§ **EXERCISE**: Return every record below exactly as written, omitting any pictures.

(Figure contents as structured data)

====

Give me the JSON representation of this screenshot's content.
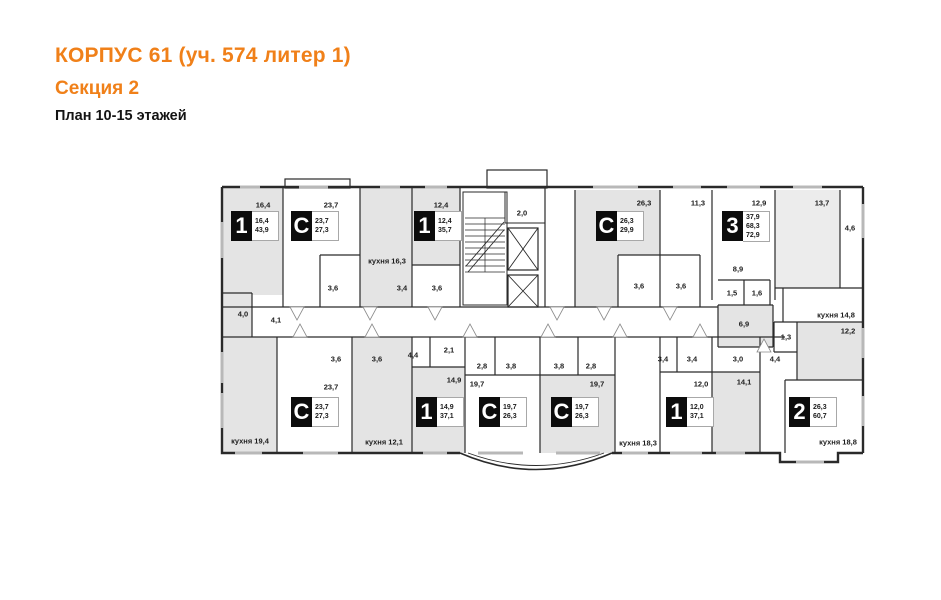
{
  "header": {
    "title": "КОРПУС 61 (уч. 574 литер 1)",
    "subtitle": "Секция 2",
    "plan_label": "План 10-15 этажей"
  },
  "colors": {
    "accent": "#f08019",
    "room_fill": "#e4e4e4",
    "wall": "#2a2a2a"
  },
  "plan": {
    "apartments": [
      {
        "type": "1",
        "areas": [
          "16,4",
          "43,9"
        ]
      },
      {
        "type": "С",
        "areas": [
          "23,7",
          "27,3"
        ]
      },
      {
        "type": "1",
        "areas": [
          "12,4",
          "35,7"
        ]
      },
      {
        "type": "С",
        "areas": [
          "26,3",
          "29,9"
        ]
      },
      {
        "type": "3",
        "areas": [
          "37,9",
          "68,3",
          "72,9"
        ]
      },
      {
        "type": "С",
        "areas": [
          "23,7",
          "27,3"
        ]
      },
      {
        "type": "1",
        "areas": [
          "14,9",
          "37,1"
        ]
      },
      {
        "type": "С",
        "areas": [
          "19,7",
          "26,3"
        ]
      },
      {
        "type": "С",
        "areas": [
          "19,7",
          "26,3"
        ]
      },
      {
        "type": "1",
        "areas": [
          "12,0",
          "37,1"
        ]
      },
      {
        "type": "2",
        "areas": [
          "26,3",
          "60,7"
        ]
      }
    ],
    "rooms": [
      "16,4",
      "23,7",
      "кухня 16,3",
      "3,6",
      "3,4",
      "12,4",
      "3,6",
      "2,0",
      "26,3",
      "3,6",
      "3,6",
      "11,3",
      "12,9",
      "13,7",
      "4,6",
      "8,9",
      "1,5",
      "1,6",
      "кухня 14,8",
      "6,9",
      "12,2",
      "1,3",
      "4,0",
      "4,1",
      "кухня 19,4",
      "3,6",
      "3,6",
      "23,7",
      "кухня 12,1",
      "4,4",
      "2,1",
      "14,9",
      "2,8",
      "19,7",
      "3,8",
      "3,8",
      "2,8",
      "19,7",
      "3,4",
      "3,4",
      "12,0",
      "кухня 18,3",
      "3,0",
      "14,1",
      "4,4",
      "кухня 18,8"
    ]
  }
}
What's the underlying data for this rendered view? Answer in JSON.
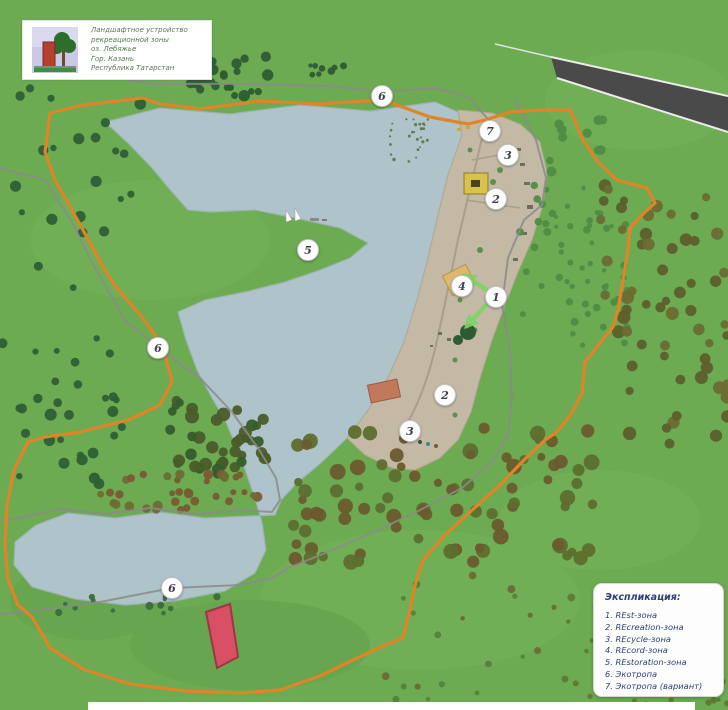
{
  "header": {
    "title_lines": [
      "Ландшафтное устройство",
      "рекреационной зоны",
      "оз. Лебяжье",
      "Гор. Казань",
      "Республика Татарстан"
    ]
  },
  "legend": {
    "title": "Экспликация:",
    "items": [
      "1. REst-зона",
      "2. REcreation-зона",
      "3. REcycle-зона",
      "4. REcord-зона",
      "5. REstoration-зона",
      "6. Экотропа",
      "7. Экотропа (вариант)"
    ]
  },
  "map": {
    "markers": [
      {
        "label": "6",
        "x": 382,
        "y": 96
      },
      {
        "label": "7",
        "x": 490,
        "y": 131
      },
      {
        "label": "3",
        "x": 508,
        "y": 155
      },
      {
        "label": "2",
        "x": 496,
        "y": 199
      },
      {
        "label": "5",
        "x": 308,
        "y": 250
      },
      {
        "label": "4",
        "x": 462,
        "y": 286
      },
      {
        "label": "1",
        "x": 496,
        "y": 297
      },
      {
        "label": "6",
        "x": 158,
        "y": 348
      },
      {
        "label": "2",
        "x": 445,
        "y": 395
      },
      {
        "label": "3",
        "x": 410,
        "y": 431
      },
      {
        "label": "6",
        "x": 172,
        "y": 588
      }
    ]
  },
  "colors": {
    "grass": "#6cab52",
    "lake": "#afc3cb",
    "beach": "#c3b9a5",
    "trail_orange": "#e08428",
    "trail_gray": "#8b8b8b",
    "road": "#4a4a4a",
    "building_red": "#d94f63",
    "building_salmon": "#c1795b",
    "building_tan": "#d9ba6e",
    "building_yellow": "#d8c34a",
    "arrow_green": "#7fd463",
    "legend_text": "#2e3f70",
    "title_text": "#567a4e"
  }
}
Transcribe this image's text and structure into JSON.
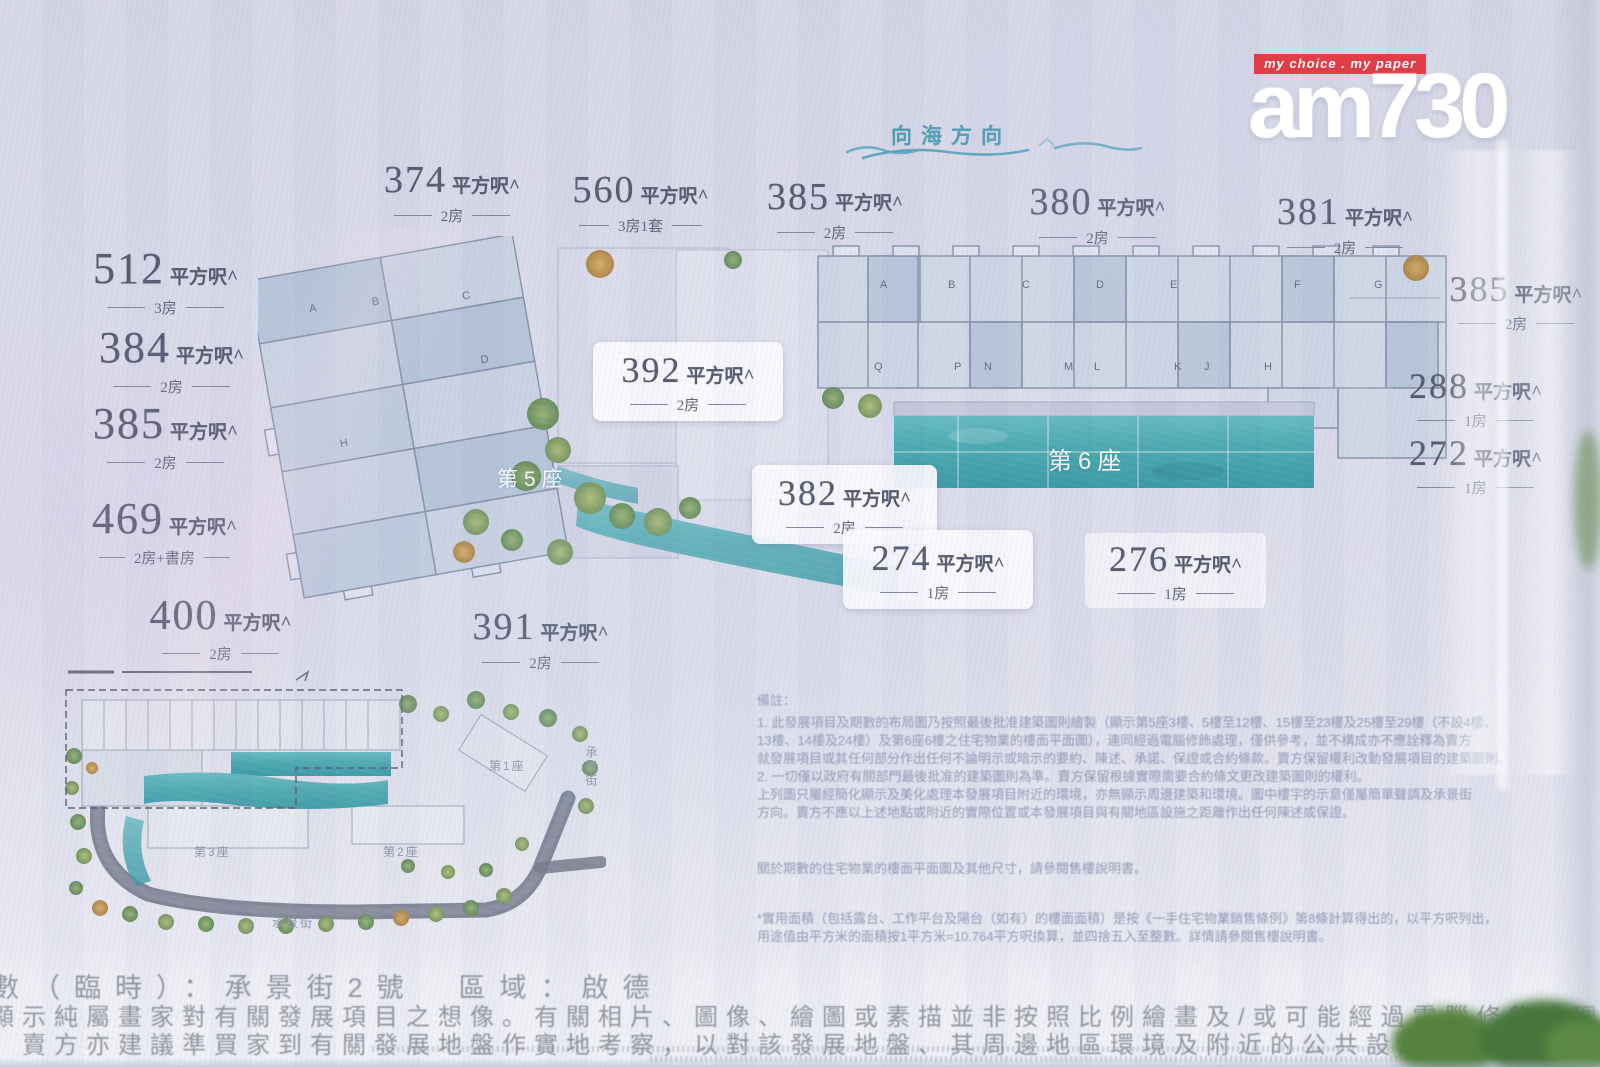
{
  "header": {
    "sea_direction": "向海方向"
  },
  "logo": {
    "tagline": "my choice . my paper",
    "name": "am730"
  },
  "units": {
    "suffix": "平方呎^",
    "left_column": [
      {
        "area": "512",
        "rooms": "3房"
      },
      {
        "area": "384",
        "rooms": "2房"
      },
      {
        "area": "385",
        "rooms": "2房"
      },
      {
        "area": "469",
        "rooms": "2房+書房"
      },
      {
        "area": "400",
        "rooms": "2房"
      }
    ],
    "top_row": [
      {
        "area": "374",
        "rooms": "2房"
      },
      {
        "area": "560",
        "rooms": "3房1套"
      },
      {
        "area": "385",
        "rooms": "2房"
      },
      {
        "area": "380",
        "rooms": "2房"
      },
      {
        "area": "381",
        "rooms": "2房"
      }
    ],
    "middle": [
      {
        "area": "392",
        "rooms": "2房"
      },
      {
        "area": "382",
        "rooms": "2房"
      },
      {
        "area": "274",
        "rooms": "1房"
      },
      {
        "area": "276",
        "rooms": "1房"
      },
      {
        "area": "391",
        "rooms": "2房"
      }
    ],
    "right_column": [
      {
        "area": "385",
        "rooms": "2房"
      },
      {
        "area": "288",
        "rooms": "1房"
      },
      {
        "area": "272",
        "rooms": "1房"
      }
    ]
  },
  "plan": {
    "block5_label": "第5座",
    "block6_label": "第6座",
    "block5_letters": [
      "A",
      "B",
      "C",
      "D",
      "H"
    ],
    "block6_top_letters": [
      "A",
      "B",
      "C",
      "D",
      "E",
      "F",
      "G"
    ],
    "block6_bottom_letters": [
      "Q",
      "P",
      "N",
      "M",
      "L",
      "K",
      "J",
      "H"
    ]
  },
  "inset": {
    "tower1": "第1座",
    "tower2": "第2座",
    "tower3": "第3座",
    "street_bottom": "承景街",
    "street_right": "承豐街"
  },
  "notes": {
    "heading": "備註：",
    "lines": [
      "1. 此發展項目及期數的布局圖乃按照最後批准建築圖則繪製（顯示第5座3樓、5樓至12樓、15樓至23樓及25樓至29樓（不設4樓、",
      "13樓、14樓及24樓）及第6座6樓之住宅物業的樓面平面圖），連同經過電腦修飾處理，僅供參考，並不構成亦不應詮釋為賣方",
      "就發展項目或其任何部分作出任何不論明示或暗示的要約、陳述、承諾、保證或合約條款。賣方保留權利改動發展項目的建築圖則。",
      "2. 一切僅以政府有關部門最後批准的建築圖則為準。賣方保留根據實際需要合約條文更改建築圖則的權利。",
      "上列圖只屬經簡化顯示及美化處理本發展項目附近的環境，亦無顯示周邊建築和環境。圖中樓宇的示意僅屬簡單聲調及承景街",
      "方向。賣方不應以上述地點或附近的實際位置或本發展項目與有關地區設施之距離作出任何陳述或保證。"
    ],
    "para2": "關於期數的住宅物業的樓面平面圖及其他尺寸，請參閱售樓說明書。",
    "para3_lines": [
      "*實用面積（包括露台、工作平台及陽台（如有）的樓面面積）是按《一手住宅物業銷售條例》第8條計算得出的，以平方呎列出，",
      "用途值由平方米的面積按1平方米=10.764平方呎換算，並四捨五入至整數。詳情請參閱售樓說明書。"
    ]
  },
  "bottom": {
    "line1": "數（臨時）：承景街2號　區域：啟德",
    "line2": "顯示純屬畫家對有關發展項目之想像。有關相片、圖像、繪圖或素描並非按照比例繪畫及/或可能經過電腦修飾處理。",
    "line3": "。賣方亦建議準買家到有關發展地盤作實地考察，以對該發展地盤、其周邊地區環境及附近的公共設施有較佳了解。"
  },
  "colors": {
    "accent_teal": "#3e95ae",
    "pool": "#3fa5ac",
    "label_text": "#4c5166",
    "logo_red": "#e03d46"
  }
}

====

§ **PROBLEM SOLUTION**:
Give me the JSON representation of this screenshot's content.
{
  "header": {
    "title": "КОРПУС 61 (уч. 574 литер 1)",
    "subtitle": "Секция 2",
    "plan_label": "План 10-15 этажей"
  },
  "colors": {
    "accent": "#f08019",
    "room_fill": "#e4e4e4",
    "wall": "#2a2a2a"
  },
  "plan": {
    "apartments": [
      {
        "type": "1",
        "areas": [
          "16,4",
          "43,9"
        ]
      },
      {
        "type": "С",
        "areas": [
          "23,7",
          "27,3"
        ]
      },
      {
        "type": "1",
        "areas": [
          "12,4",
          "35,7"
        ]
      },
      {
        "type": "С",
        "areas": [
          "26,3",
          "29,9"
        ]
      },
      {
        "type": "3",
        "areas": [
          "37,9",
          "68,3",
          "72,9"
        ]
      },
      {
        "type": "С",
        "areas": [
          "23,7",
          "27,3"
        ]
      },
      {
        "type": "1",
        "areas": [
          "14,9",
          "37,1"
        ]
      },
      {
        "type": "С",
        "areas": [
          "19,7",
          "26,3"
        ]
      },
      {
        "type": "С",
        "areas": [
          "19,7",
          "26,3"
        ]
      },
      {
        "type": "1",
        "areas": [
          "12,0",
          "37,1"
        ]
      },
      {
        "type": "2",
        "areas": [
          "26,3",
          "60,7"
        ]
      }
    ],
    "rooms": [
      "16,4",
      "23,7",
      "кухня 16,3",
      "3,6",
      "3,4",
      "12,4",
      "3,6",
      "2,0",
      "26,3",
      "3,6",
      "3,6",
      "11,3",
      "12,9",
      "13,7",
      "4,6",
      "8,9",
      "1,5",
      "1,6",
      "кухня 14,8",
      "6,9",
      "12,2",
      "1,3",
      "4,0",
      "4,1",
      "кухня 19,4",
      "3,6",
      "3,6",
      "23,7",
      "кухня 12,1",
      "4,4",
      "2,1",
      "14,9",
      "2,8",
      "19,7",
      "3,8",
      "3,8",
      "2,8",
      "19,7",
      "3,4",
      "3,4",
      "12,0",
      "кухня 18,3",
      "3,0",
      "14,1",
      "4,4",
      "кухня 18,8"
    ]
  }
}
What's the underlying data for this rendered view? Answer in JSON.
{
  "header": {
    "title_lines": [
      "Ландшафтное устройство",
      "рекреационной зоны",
      "оз. Лебяжье",
      "Гор. Казань",
      "Республика Татарстан"
    ]
  },
  "legend": {
    "title": "Экспликация:",
    "items": [
      "1. REst-зона",
      "2. REcreation-зона",
      "3. REcycle-зона",
      "4. REcord-зона",
      "5. REstoration-зона",
      "6. Экотропа",
      "7. Экотропа (вариант)"
    ]
  },
  "map": {
    "markers": [
      {
        "label": "6",
        "x": 382,
        "y": 96
      },
      {
        "label": "7",
        "x": 490,
        "y": 131
      },
      {
        "label": "3",
        "x": 508,
        "y": 155
      },
      {
        "label": "2",
        "x": 496,
        "y": 199
      },
      {
        "label": "5",
        "x": 308,
        "y": 250
      },
      {
        "label": "4",
        "x": 462,
        "y": 286
      },
      {
        "label": "1",
        "x": 496,
        "y": 297
      },
      {
        "label": "6",
        "x": 158,
        "y": 348
      },
      {
        "label": "2",
        "x": 445,
        "y": 395
      },
      {
        "label": "3",
        "x": 410,
        "y": 431
      },
      {
        "label": "6",
        "x": 172,
        "y": 588
      }
    ]
  },
  "colors": {
    "grass": "#6cab52",
    "lake": "#afc3cb",
    "beach": "#c3b9a5",
    "trail_orange": "#e08428",
    "trail_gray": "#8b8b8b",
    "road": "#4a4a4a",
    "building_red": "#d94f63",
    "building_salmon": "#c1795b",
    "building_tan": "#d9ba6e",
    "building_yellow": "#d8c34a",
    "arrow_green": "#7fd463",
    "legend_text": "#2e3f70",
    "title_text": "#567a4e"
  }
}
Transcribe this image's text and structure into JSON.
{
  "header": {
    "sea_direction": "向海方向"
  },
  "logo": {
    "tagline": "my choice . my paper",
    "name": "am730"
  },
  "units": {
    "suffix": "平方呎^",
    "left_column": [
      {
        "area": "512",
        "rooms": "3房"
      },
      {
        "area": "384",
        "rooms": "2房"
      },
      {
        "area": "385",
        "rooms": "2房"
      },
      {
        "area": "469",
        "rooms": "2房+書房"
      },
      {
        "area": "400",
        "rooms": "2房"
      }
    ],
    "top_row": [
      {
        "area": "374",
        "rooms": "2房"
      },
      {
        "area": "560",
        "rooms": "3房1套"
      },
      {
        "area": "385",
        "rooms": "2房"
      },
      {
        "area": "380",
        "rooms": "2房"
      },
      {
        "area": "381",
        "rooms": "2房"
      }
    ],
    "middle": [
      {
        "area": "392",
        "rooms": "2房"
      },
      {
        "area": "382",
        "rooms": "2房"
      },
      {
        "area": "274",
        "rooms": "1房"
      },
      {
        "area": "276",
        "rooms": "1房"
      },
      {
        "area": "391",
        "rooms": "2房"
      }
    ],
    "right_column": [
      {
        "area": "385",
        "rooms": "2房"
      },
      {
        "area": "288",
        "rooms": "1房"
      },
      {
        "area": "272",
        "rooms": "1房"
      }
    ]
  },
  "plan": {
    "block5_label": "第5座",
    "block6_label": "第6座",
    "block5_letters": [
      "A",
      "B",
      "C",
      "D",
      "H"
    ],
    "block6_top_letters": [
      "A",
      "B",
      "C",
      "D",
      "E",
      "F",
      "G"
    ],
    "block6_bottom_letters": [
      "Q",
      "P",
      "N",
      "M",
      "L",
      "K",
      "J",
      "H"
    ]
  },
  "inset": {
    "tower1": "第1座",
    "tower2": "第2座",
    "tower3": "第3座",
    "street_bottom": "承景街",
    "street_right": "承豐街"
  },
  "notes": {
    "heading": "備註：",
    "lines": [
      "1. 此發展項目及期數的布局圖乃按照最後批准建築圖則繪製（顯示第5座3樓、5樓至12樓、15樓至23樓及25樓至29樓（不設4樓、",
      "13樓、14樓及24樓）及第6座6樓之住宅物業的樓面平面圖），連同經過電腦修飾處理，僅供參考，並不構成亦不應詮釋為賣方",
      "就發展項目或其任何部分作出任何不論明示或暗示的要約、陳述、承諾、保證或合約條款。賣方保留權利改動發展項目的建築圖則。",
      "2. 一切僅以政府有關部門最後批准的建築圖則為準。賣方保留根據實際需要合約條文更改建築圖則的權利。",
      "上列圖只屬經簡化顯示及美化處理本發展項目附近的環境，亦無顯示周邊建築和環境。圖中樓宇的示意僅屬簡單聲調及承景街",
      "方向。賣方不應以上述地點或附近的實際位置或本發展項目與有關地區設施之距離作出任何陳述或保證。"
    ],
    "para2": "關於期數的住宅物業的樓面平面圖及其他尺寸，請參閱售樓說明書。",
    "para3_lines": [
      "*實用面積（包括露台、工作平台及陽台（如有）的樓面面積）是按《一手住宅物業銷售條例》第8條計算得出的，以平方呎列出，",
      "用途值由平方米的面積按1平方米=10.764平方呎換算，並四捨五入至整數。詳情請參閱售樓說明書。"
    ]
  },
  "bottom": {
    "line1": "數（臨時）：承景街2號　區域：啟德",
    "line2": "顯示純屬畫家對有關發展項目之想像。有關相片、圖像、繪圖或素描並非按照比例繪畫及/或可能經過電腦修飾處理。",
    "line3": "。賣方亦建議準買家到有關發展地盤作實地考察，以對該發展地盤、其周邊地區環境及附近的公共設施有較佳了解。"
  },
  "colors": {
    "accent_teal": "#3e95ae",
    "pool": "#3fa5ac",
    "label_text": "#4c5166",
    "logo_red": "#e03d46"
  }
}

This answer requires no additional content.